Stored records
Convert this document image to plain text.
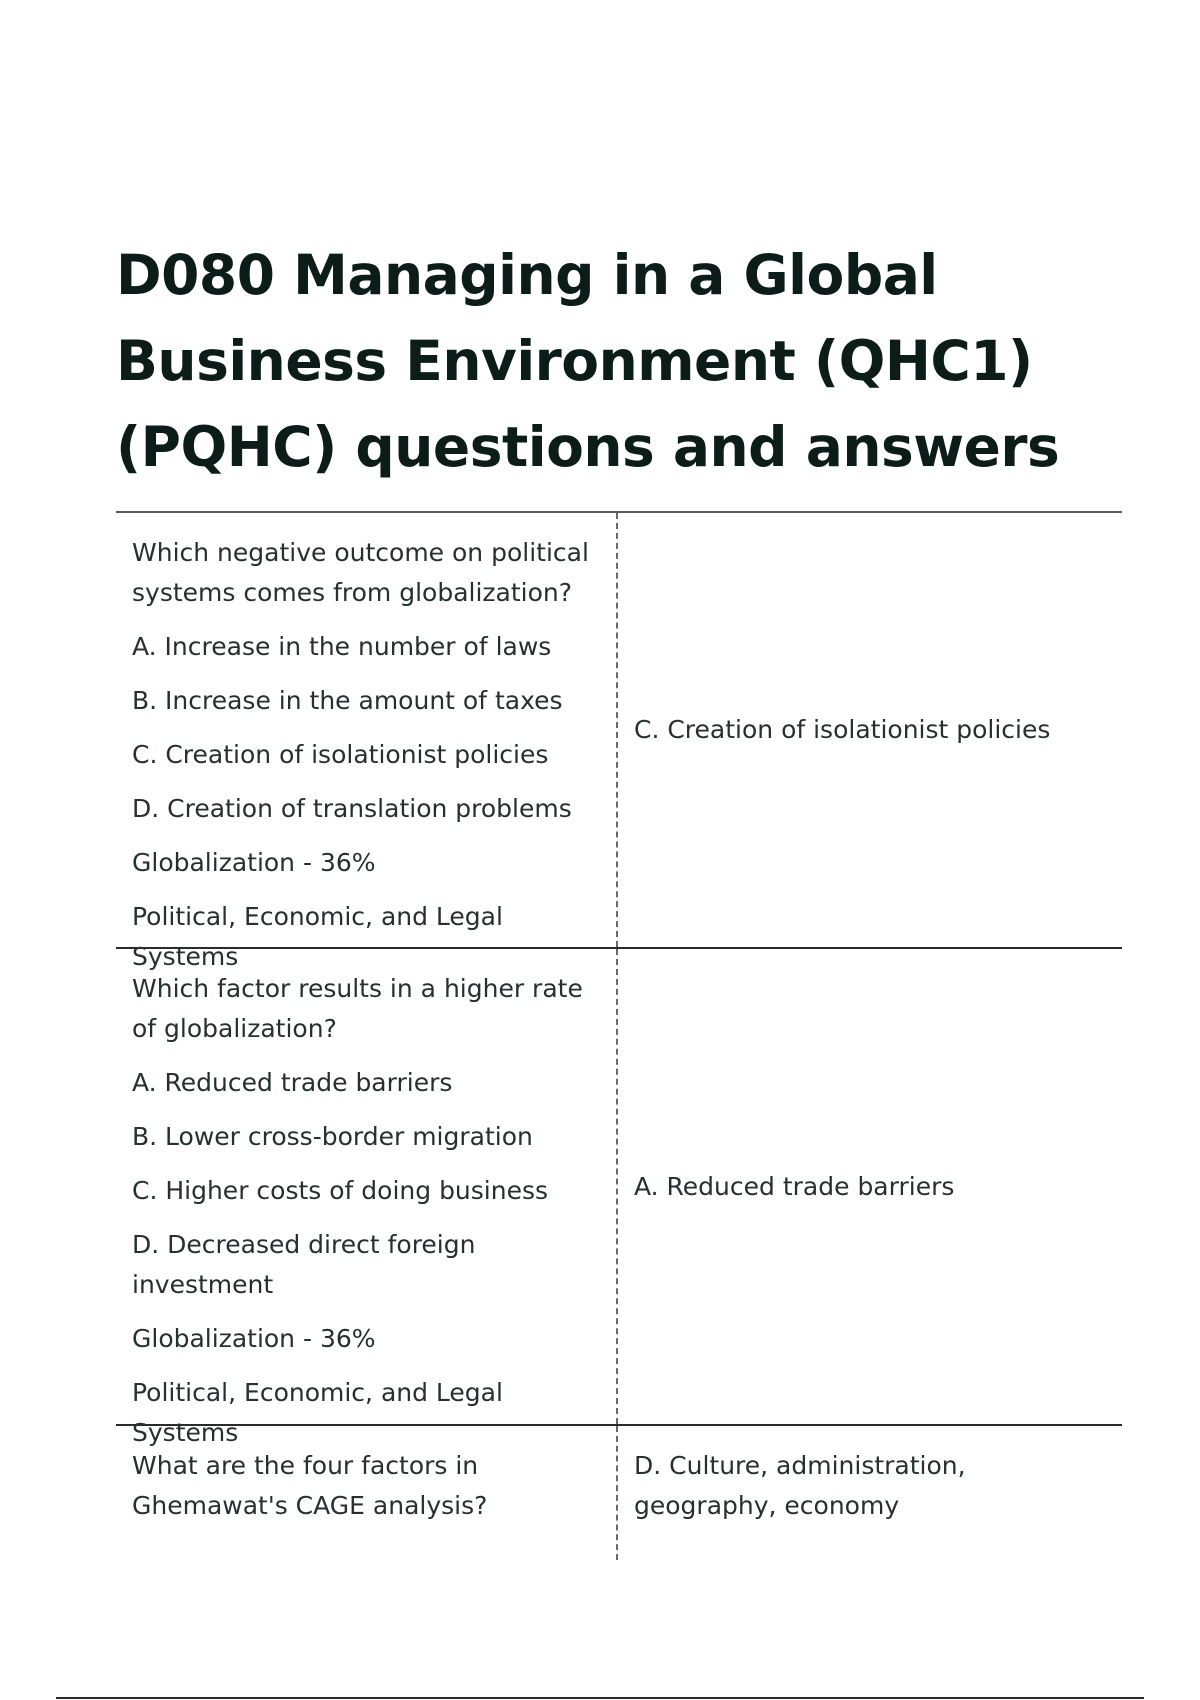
D080 Managing in a Global Business Environment (QHC1) (PQHC) questions and answers

Which negative outcome on political systems comes from globalization?

A. Increase in the number of laws

B. Increase in the amount of taxes

C. Creation of isolationist policies

D. Creation of translation problems

Globalization - 36%

Political, Economic, and Legal Systems

C. Creation of isolationist policies

Which factor results in a higher rate of globalization?

A. Reduced trade barriers

B. Lower cross-border migration

C. Higher costs of doing business

D. Decreased direct foreign investment

Globalization - 36%

Political, Economic, and Legal Systems

A. Reduced trade barriers

What are the four factors in Ghemawat's CAGE analysis?

D. Culture, administration, geography, economy
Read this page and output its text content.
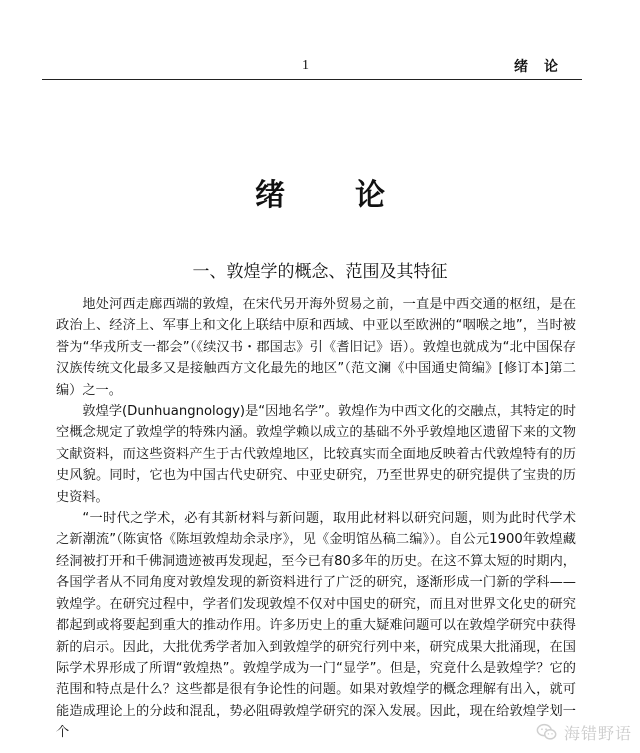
1	绪论
绪论
一、敦煌学的概念、范围及其特征

地处河西走廊西端的敦煌，在宋代另开海外贸易之前，一直是中西交通的枢纽，是在政治上、经济上、军事上和文化上联结中原和西域、中亚以至欧洲的“咽喉之地”，当时被誉为“华戎所支一都会”（《续汉书・郡国志》引《耆旧记》语）。敦煌也就成为“北中国保存汉族传统文化最多又是接触西方文化最先的地区”（范文澜《中国通史简编》[修订本]第二编）之一。

敦煌学(Dunhuangnology)是“因地名学”。敦煌作为中西文化的交融点，其特定的时空概念规定了敦煌学的特殊内涵。敦煌学赖以成立的基础不外乎敦煌地区遗留下来的文物文献资料，而这些资料产生于古代敦煌地区，比较真实而全面地反映着古代敦煌特有的历史风貌。同时，它也为中国古代史研究、中亚史研究，乃至世界史的研究提供了宝贵的历史资料。

“一时代之学术，必有其新材料与新问题，取用此材料以研究问题，则为此时代学术之新潮流”（陈寅恪《陈垣敦煌劫余录序》，见《金明馆丛稿二编》）。自公元1900年敦煌藏经洞被打开和千佛洞遗迹被再发现起，至今已有80多年的历史。在这不算太短的时期内，各国学者从不同角度对敦煌发现的新资料进行了广泛的研究，逐渐形成一门新的学科——敦煌学。在研究过程中，学者们发现敦煌不仅对中国史的研究，而且对世界文化史的研究都起到或将要起到重大的推动作用。许多历史上的重大疑难问题可以在敦煌学研究中获得新的启示。因此，大批优秀学者加入到敦煌学的研究行列中来，研究成果大批涌现，在国际学术界形成了所谓“敦煌热”。敦煌学成为一门“显学”。但是，究竟什么是敦煌学？它的范围和特点是什么？这些都是很有争论性的问题。如果对敦煌学的概念理解有出入，就可能造成理论上的分歧和混乱，势必阻碍敦煌学研究的深入发展。因此，现在给敦煌学划一个	海错野语
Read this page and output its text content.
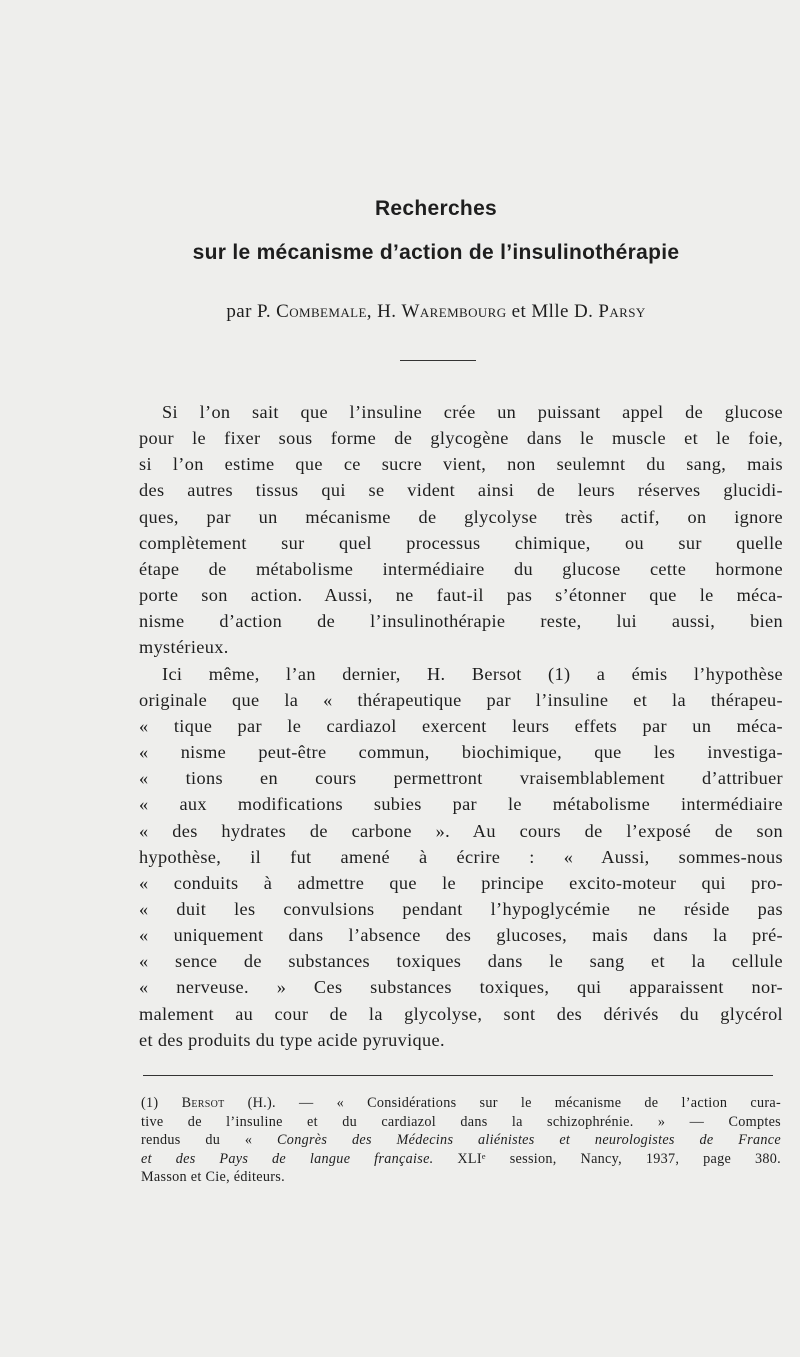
Recherches
sur le mécanisme d’action de l’insulinothérapie
par P. Combemale, H. Warembourg et Mlle D. Parsy

Si l’on sait que l’insuline crée un puissant appel de glucose

pour le fixer sous forme de glycogène dans le muscle et le foie,

si l’on estime que ce sucre vient, non seulemnt du sang, mais

des autres tissus qui se vident ainsi de leurs réserves glucidi-

ques, par un mécanisme de glycolyse très actif, on ignore

complètement sur quel processus chimique, ou sur quelle

étape de métabolisme intermédiaire du glucose cette hormone

porte son action. Aussi, ne faut-il pas s’étonner que le méca-

nisme d’action de l’insulinothérapie reste, lui aussi, bien

mystérieux.

Ici même, l’an dernier, H. Bersot (1) a émis l’hypothèse

originale que la « thérapeutique par l’insuline et la thérapeu-

« tique par le cardiazol exercent leurs effets par un méca-

« nisme peut-être commun, biochimique, que les investiga-

« tions en cours permettront vraisemblablement d’attribuer

« aux modifications subies par le métabolisme intermédiaire

« des hydrates de carbone ». Au cours de l’exposé de son

hypothèse, il fut amené à écrire : « Aussi, sommes-nous

« conduits à admettre que le principe excito-moteur qui pro-

« duit les convulsions pendant l’hypoglycémie ne réside pas

« uniquement dans l’absence des glucoses, mais dans la pré-

« sence de substances toxiques dans le sang et la cellule

« nerveuse. » Ces substances toxiques, qui apparaissent nor-

malement au cour de la glycolyse, sont des dérivés du glycérol

et des produits du type acide pyruvique.

(1) Bersot (H.). — « Considérations sur le mécanisme de l’action cura-

tive de l’insuline et du cardiazol dans la schizophrénie. » — Comptes

rendus du « Congrès des Médecins aliénistes et neurologistes de France

et des Pays de langue française. XLIᵉ session, Nancy, 1937, page 380.

Masson et Cie, éditeurs.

> Aim:
Repeat the data exactly, without the pictures.

> Solution for this task:
Convert this document image to plain text.
D080 Managing in a Global Business Environment (QHC1) (PQHC) questions and answers

Which negative outcome on political systems comes from globalization?

A. Increase in the number of laws

B. Increase in the amount of taxes

C. Creation of isolationist policies

D. Creation of translation problems

Globalization - 36%

Political, Economic, and Legal Systems

C. Creation of isolationist policies

Which factor results in a higher rate of globalization?

A. Reduced trade barriers

B. Lower cross-border migration

C. Higher costs of doing business

D. Decreased direct foreign investment

Globalization - 36%

Political, Economic, and Legal Systems

A. Reduced trade barriers

What are the four factors in Ghemawat's CAGE analysis?

D. Culture, administration, geography, economy
Read this page and output its text content.
1	绪论
绪论
一、敦煌学的概念、范围及其特征

地处河西走廊西端的敦煌，在宋代另开海外贸易之前，一直是中西交通的枢纽，是在政治上、经济上、军事上和文化上联结中原和西域、中亚以至欧洲的“咽喉之地”，当时被誉为“华戎所支一都会”（《续汉书・郡国志》引《耆旧记》语）。敦煌也就成为“北中国保存汉族传统文化最多又是接触西方文化最先的地区”（范文澜《中国通史简编》[修订本]第二编）之一。

敦煌学(Dunhuangnology)是“因地名学”。敦煌作为中西文化的交融点，其特定的时空概念规定了敦煌学的特殊内涵。敦煌学赖以成立的基础不外乎敦煌地区遗留下来的文物文献资料，而这些资料产生于古代敦煌地区，比较真实而全面地反映着古代敦煌特有的历史风貌。同时，它也为中国古代史研究、中亚史研究，乃至世界史的研究提供了宝贵的历史资料。

“一时代之学术，必有其新材料与新问题，取用此材料以研究问题，则为此时代学术之新潮流”（陈寅恪《陈垣敦煌劫余录序》，见《金明馆丛稿二编》）。自公元1900年敦煌藏经洞被打开和千佛洞遗迹被再发现起，至今已有80多年的历史。在这不算太短的时期内，各国学者从不同角度对敦煌发现的新资料进行了广泛的研究，逐渐形成一门新的学科——敦煌学。在研究过程中，学者们发现敦煌不仅对中国史的研究，而且对世界文化史的研究都起到或将要起到重大的推动作用。许多历史上的重大疑难问题可以在敦煌学研究中获得新的启示。因此，大批优秀学者加入到敦煌学的研究行列中来，研究成果大批涌现，在国际学术界形成了所谓“敦煌热”。敦煌学成为一门“显学”。但是，究竟什么是敦煌学？它的范围和特点是什么？这些都是很有争论性的问题。如果对敦煌学的概念理解有出入，就可能造成理论上的分歧和混乱，势必阻碍敦煌学研究的深入发展。因此，现在给敦煌学划一个	海错野语
Read this page and output its text content.
Recherches
sur le mécanisme d’action de l’insulinothérapie
par P. Combemale, H. Warembourg et Mlle D. Parsy

Si l’on sait que l’insuline crée un puissant appel de glucose

pour le fixer sous forme de glycogène dans le muscle et le foie,

si l’on estime que ce sucre vient, non seulemnt du sang, mais

des autres tissus qui se vident ainsi de leurs réserves glucidi-

ques, par un mécanisme de glycolyse très actif, on ignore

complètement sur quel processus chimique, ou sur quelle

étape de métabolisme intermédiaire du glucose cette hormone

porte son action. Aussi, ne faut-il pas s’étonner que le méca-

nisme d’action de l’insulinothérapie reste, lui aussi, bien

mystérieux.

Ici même, l’an dernier, H. Bersot (1) a émis l’hypothèse

originale que la « thérapeutique par l’insuline et la thérapeu-

« tique par le cardiazol exercent leurs effets par un méca-

« nisme peut-être commun, biochimique, que les investiga-

« tions en cours permettront vraisemblablement d’attribuer

« aux modifications subies par le métabolisme intermédiaire

« des hydrates de carbone ». Au cours de l’exposé de son

hypothèse, il fut amené à écrire : « Aussi, sommes-nous

« conduits à admettre que le principe excito-moteur qui pro-

« duit les convulsions pendant l’hypoglycémie ne réside pas

« uniquement dans l’absence des glucoses, mais dans la pré-

« sence de substances toxiques dans le sang et la cellule

« nerveuse. » Ces substances toxiques, qui apparaissent nor-

malement au cour de la glycolyse, sont des dérivés du glycérol

et des produits du type acide pyruvique.

(1) Bersot (H.). — « Considérations sur le mécanisme de l’action cura-

tive de l’insuline et du cardiazol dans la schizophrénie. » — Comptes

rendus du « Congrès des Médecins aliénistes et neurologistes de France

et des Pays de langue française. XLIᵉ session, Nancy, 1937, page 380.

Masson et Cie, éditeurs.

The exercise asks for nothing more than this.